* start EXCERPTED DATA *

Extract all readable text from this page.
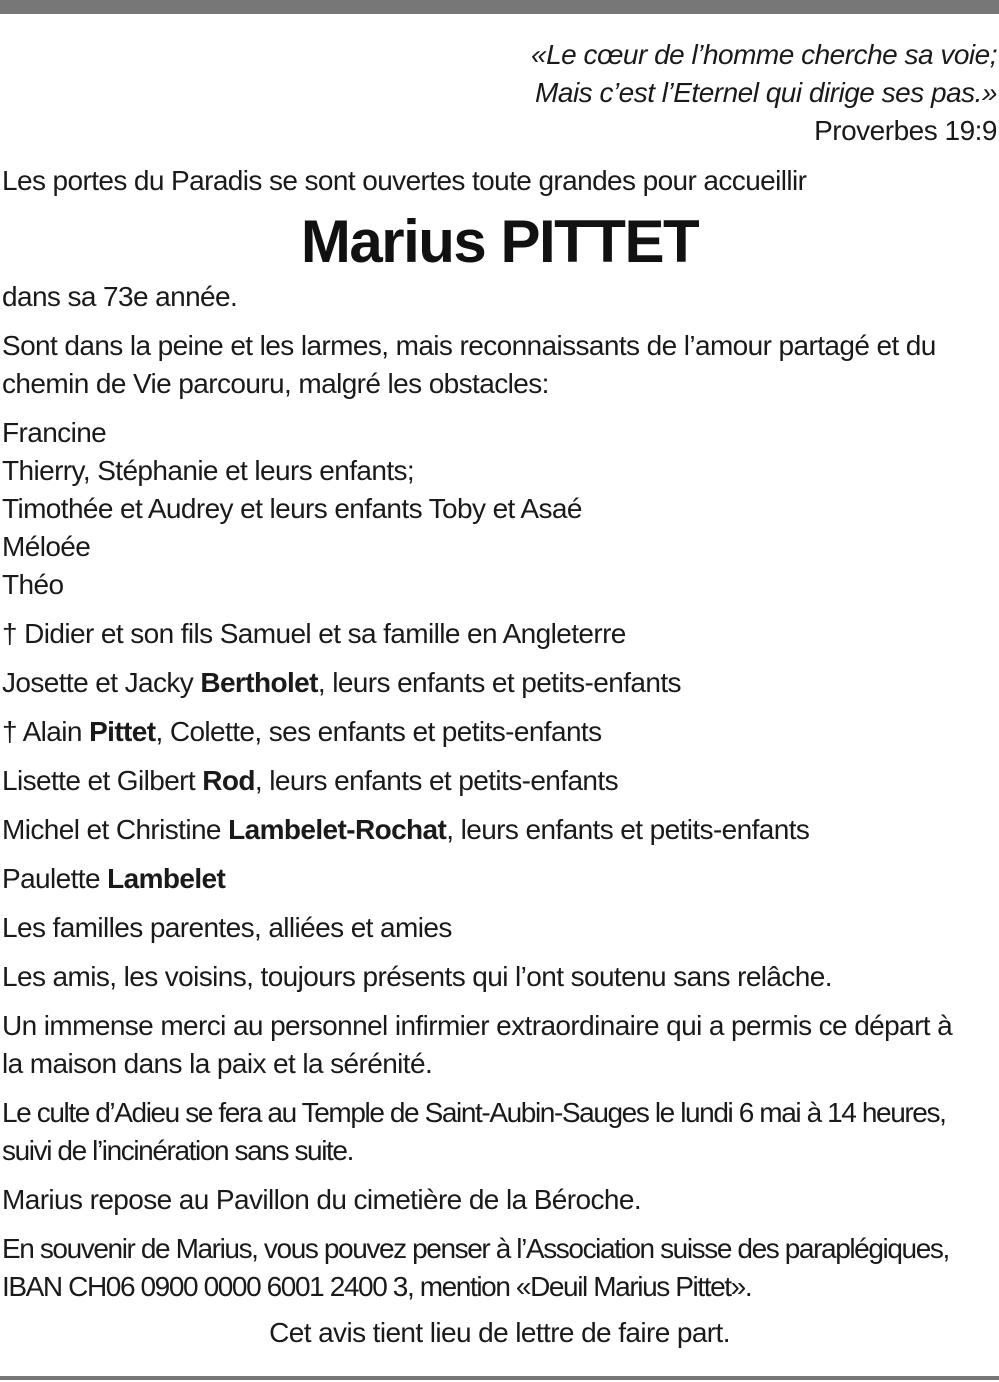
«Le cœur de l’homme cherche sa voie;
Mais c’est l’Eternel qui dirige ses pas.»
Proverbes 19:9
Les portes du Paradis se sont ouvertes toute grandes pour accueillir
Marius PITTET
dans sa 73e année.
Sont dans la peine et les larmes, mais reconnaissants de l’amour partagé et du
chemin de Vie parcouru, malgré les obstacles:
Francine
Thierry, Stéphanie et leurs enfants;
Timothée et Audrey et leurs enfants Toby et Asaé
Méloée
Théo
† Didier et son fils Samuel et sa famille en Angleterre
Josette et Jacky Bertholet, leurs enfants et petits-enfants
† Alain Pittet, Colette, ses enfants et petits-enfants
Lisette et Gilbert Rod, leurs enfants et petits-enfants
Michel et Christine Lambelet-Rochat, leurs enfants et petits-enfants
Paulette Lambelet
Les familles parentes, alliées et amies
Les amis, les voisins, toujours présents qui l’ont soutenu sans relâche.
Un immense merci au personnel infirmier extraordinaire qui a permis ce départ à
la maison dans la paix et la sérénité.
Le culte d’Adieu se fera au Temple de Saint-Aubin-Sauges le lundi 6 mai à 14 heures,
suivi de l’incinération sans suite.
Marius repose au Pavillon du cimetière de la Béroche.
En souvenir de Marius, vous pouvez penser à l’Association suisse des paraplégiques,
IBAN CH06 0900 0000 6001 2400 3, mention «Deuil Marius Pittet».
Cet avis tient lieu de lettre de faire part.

* end EXCERPTED DATA *

Filter lines by "enfants" and return each hit.

ANSWER TO THIS TASK:
Thierry, Stéphanie et leurs enfants;
Timothée et Audrey et leurs enfants Toby et Asaé
Josette et Jacky Bertholet, leurs enfants et petits-enfants
† Alain Pittet, Colette, ses enfants et petits-enfants
Lisette et Gilbert Rod, leurs enfants et petits-enfants
Michel et Christine Lambelet-Rochat, leurs enfants et petits-enfants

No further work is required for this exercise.